───── Listing

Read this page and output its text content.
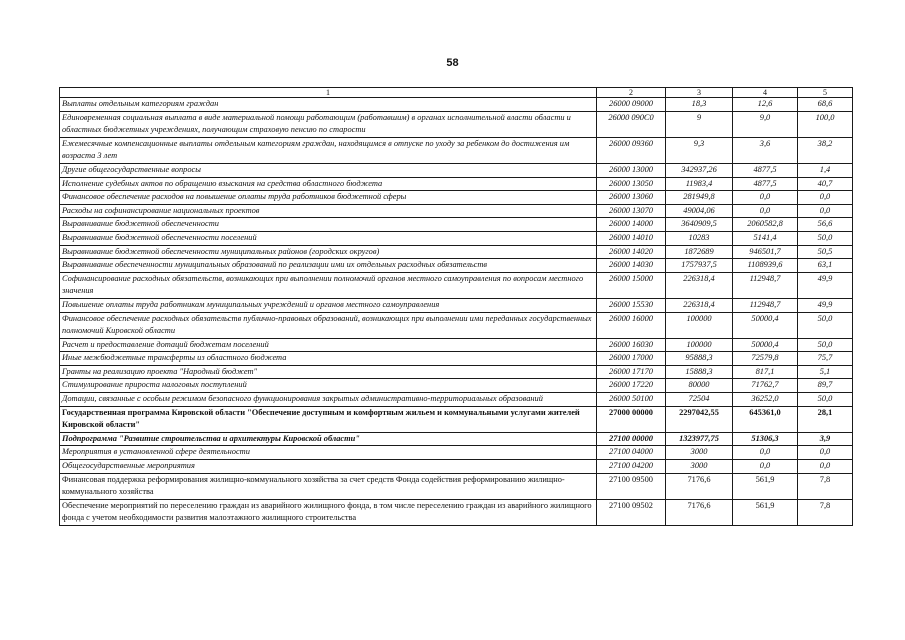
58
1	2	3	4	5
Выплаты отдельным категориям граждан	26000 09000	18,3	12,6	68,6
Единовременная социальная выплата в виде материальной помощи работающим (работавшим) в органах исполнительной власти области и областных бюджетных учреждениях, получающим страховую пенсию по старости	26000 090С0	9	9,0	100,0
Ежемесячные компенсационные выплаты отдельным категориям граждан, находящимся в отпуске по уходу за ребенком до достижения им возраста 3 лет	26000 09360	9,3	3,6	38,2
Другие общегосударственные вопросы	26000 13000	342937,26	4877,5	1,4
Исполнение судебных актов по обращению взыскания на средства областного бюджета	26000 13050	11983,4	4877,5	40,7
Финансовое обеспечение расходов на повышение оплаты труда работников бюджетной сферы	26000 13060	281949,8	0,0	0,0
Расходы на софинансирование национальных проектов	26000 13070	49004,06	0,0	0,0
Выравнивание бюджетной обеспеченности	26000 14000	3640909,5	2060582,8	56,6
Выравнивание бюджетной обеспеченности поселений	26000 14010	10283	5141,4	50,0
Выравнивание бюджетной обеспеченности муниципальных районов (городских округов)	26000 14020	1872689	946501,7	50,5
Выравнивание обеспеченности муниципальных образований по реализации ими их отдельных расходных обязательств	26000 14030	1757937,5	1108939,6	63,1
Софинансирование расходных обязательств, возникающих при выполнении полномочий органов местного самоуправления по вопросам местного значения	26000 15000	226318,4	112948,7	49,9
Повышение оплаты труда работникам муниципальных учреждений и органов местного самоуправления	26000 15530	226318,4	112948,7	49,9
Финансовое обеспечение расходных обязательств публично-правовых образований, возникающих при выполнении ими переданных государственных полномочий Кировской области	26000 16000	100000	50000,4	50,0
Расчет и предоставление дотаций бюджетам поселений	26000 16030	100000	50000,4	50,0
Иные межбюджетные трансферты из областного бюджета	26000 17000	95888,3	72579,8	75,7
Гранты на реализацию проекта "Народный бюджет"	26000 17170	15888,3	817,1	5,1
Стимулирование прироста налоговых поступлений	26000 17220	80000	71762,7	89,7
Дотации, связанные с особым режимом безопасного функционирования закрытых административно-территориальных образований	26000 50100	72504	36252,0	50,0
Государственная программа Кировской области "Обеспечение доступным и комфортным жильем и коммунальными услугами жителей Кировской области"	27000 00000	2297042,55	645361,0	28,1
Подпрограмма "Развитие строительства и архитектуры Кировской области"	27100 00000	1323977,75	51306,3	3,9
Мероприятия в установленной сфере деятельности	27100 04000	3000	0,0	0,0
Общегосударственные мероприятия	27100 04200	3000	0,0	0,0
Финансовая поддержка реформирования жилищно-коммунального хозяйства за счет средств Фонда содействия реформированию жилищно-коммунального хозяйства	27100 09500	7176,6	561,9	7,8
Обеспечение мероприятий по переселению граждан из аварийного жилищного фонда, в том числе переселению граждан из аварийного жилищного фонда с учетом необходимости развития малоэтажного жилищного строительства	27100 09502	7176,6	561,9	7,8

──────────

Show the lines of the records that include the string "обеспеченности".

Written response.
Выравнивание бюджетной обеспеченности	26000 14000	3640909,5	2060582,8	56,6
Выравнивание бюджетной обеспеченности поселений	26000 14010	10283	5141,4	50,0
Выравнивание бюджетной обеспеченности муниципальных районов (городских округов)	26000 14020	1872689	946501,7	50,5
Выравнивание обеспеченности муниципальных образований по реализации ими их отдельных расходных обязательств	26000 14030	1757937,5	1108939,6	63,1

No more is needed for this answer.